— Your objective —
Reproduce all of the data that follows, character for character.

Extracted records
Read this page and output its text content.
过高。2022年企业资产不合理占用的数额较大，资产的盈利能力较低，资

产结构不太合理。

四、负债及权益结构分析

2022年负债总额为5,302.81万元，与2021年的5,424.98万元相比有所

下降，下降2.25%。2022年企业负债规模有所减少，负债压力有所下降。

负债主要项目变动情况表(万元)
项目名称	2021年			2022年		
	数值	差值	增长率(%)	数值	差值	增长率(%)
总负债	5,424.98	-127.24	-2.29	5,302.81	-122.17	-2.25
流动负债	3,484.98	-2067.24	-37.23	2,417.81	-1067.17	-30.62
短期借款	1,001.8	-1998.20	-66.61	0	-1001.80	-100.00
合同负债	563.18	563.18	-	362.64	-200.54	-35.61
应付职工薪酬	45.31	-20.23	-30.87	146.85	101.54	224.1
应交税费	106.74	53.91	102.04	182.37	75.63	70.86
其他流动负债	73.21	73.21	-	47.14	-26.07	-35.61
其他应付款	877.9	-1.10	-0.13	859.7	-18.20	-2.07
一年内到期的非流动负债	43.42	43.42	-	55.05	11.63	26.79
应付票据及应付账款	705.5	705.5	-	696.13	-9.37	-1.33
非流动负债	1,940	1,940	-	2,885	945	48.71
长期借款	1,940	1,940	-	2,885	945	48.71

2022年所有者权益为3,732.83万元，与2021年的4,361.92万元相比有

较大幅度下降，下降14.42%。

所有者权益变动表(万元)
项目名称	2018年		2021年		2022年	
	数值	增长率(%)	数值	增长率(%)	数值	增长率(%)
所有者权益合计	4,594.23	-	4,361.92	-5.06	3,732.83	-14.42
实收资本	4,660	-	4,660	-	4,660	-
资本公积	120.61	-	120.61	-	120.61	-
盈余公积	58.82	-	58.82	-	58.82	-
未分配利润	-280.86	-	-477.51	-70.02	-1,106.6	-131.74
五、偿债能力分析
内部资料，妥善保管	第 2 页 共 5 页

— Completed exercise —
Read this page and output its text content.
过高。2022年企业资产不合理占用的数额较大，资产的盈利能力较低，资

产结构不太合理。

四、负债及权益结构分析

2022年负债总额为5,302.81万元，与2021年的5,424.98万元相比有所

下降，下降2.25%。2022年企业负债规模有所减少，负债压力有所下降。

负债主要项目变动情况表(万元)
项目名称	2021年			2022年		
	数值	差值	增长率(%)	数值	差值	增长率(%)
总负债	5,424.98	-127.24	-2.29	5,302.81	-122.17	-2.25
流动负债	3,484.98	-2067.24	-37.23	2,417.81	-1067.17	-30.62
短期借款	1,001.8	-1998.20	-66.61	0	-1001.80	-100.00
合同负债	563.18	563.18	-	362.64	-200.54	-35.61
应付职工薪酬	45.31	-20.23	-30.87	146.85	101.54	224.1
应交税费	106.74	53.91	102.04	182.37	75.63	70.86
其他流动负债	73.21	73.21	-	47.14	-26.07	-35.61
其他应付款	877.9	-1.10	-0.13	859.7	-18.20	-2.07
一年内到期的非流动负债	43.42	43.42	-	55.05	11.63	26.79
应付票据及应付账款	705.5	705.5	-	696.13	-9.37	-1.33
非流动负债	1,940	1,940	-	2,885	945	48.71
长期借款	1,940	1,940	-	2,885	945	48.71

2022年所有者权益为3,732.83万元，与2021年的4,361.92万元相比有

较大幅度下降，下降14.42%。

所有者权益变动表(万元)
项目名称	2018年		2021年		2022年	
	数值	增长率(%)	数值	增长率(%)	数值	增长率(%)
所有者权益合计	4,594.23	-	4,361.92	-5.06	3,732.83	-14.42
实收资本	4,660	-	4,660	-	4,660	-
资本公积	120.61	-	120.61	-	120.61	-
盈余公积	58.82	-	58.82	-	58.82	-
未分配利润	-280.86	-	-477.51	-70.02	-1,106.6	-131.74
五、偿债能力分析
内部资料，妥善保管	第 2 页 共 5 页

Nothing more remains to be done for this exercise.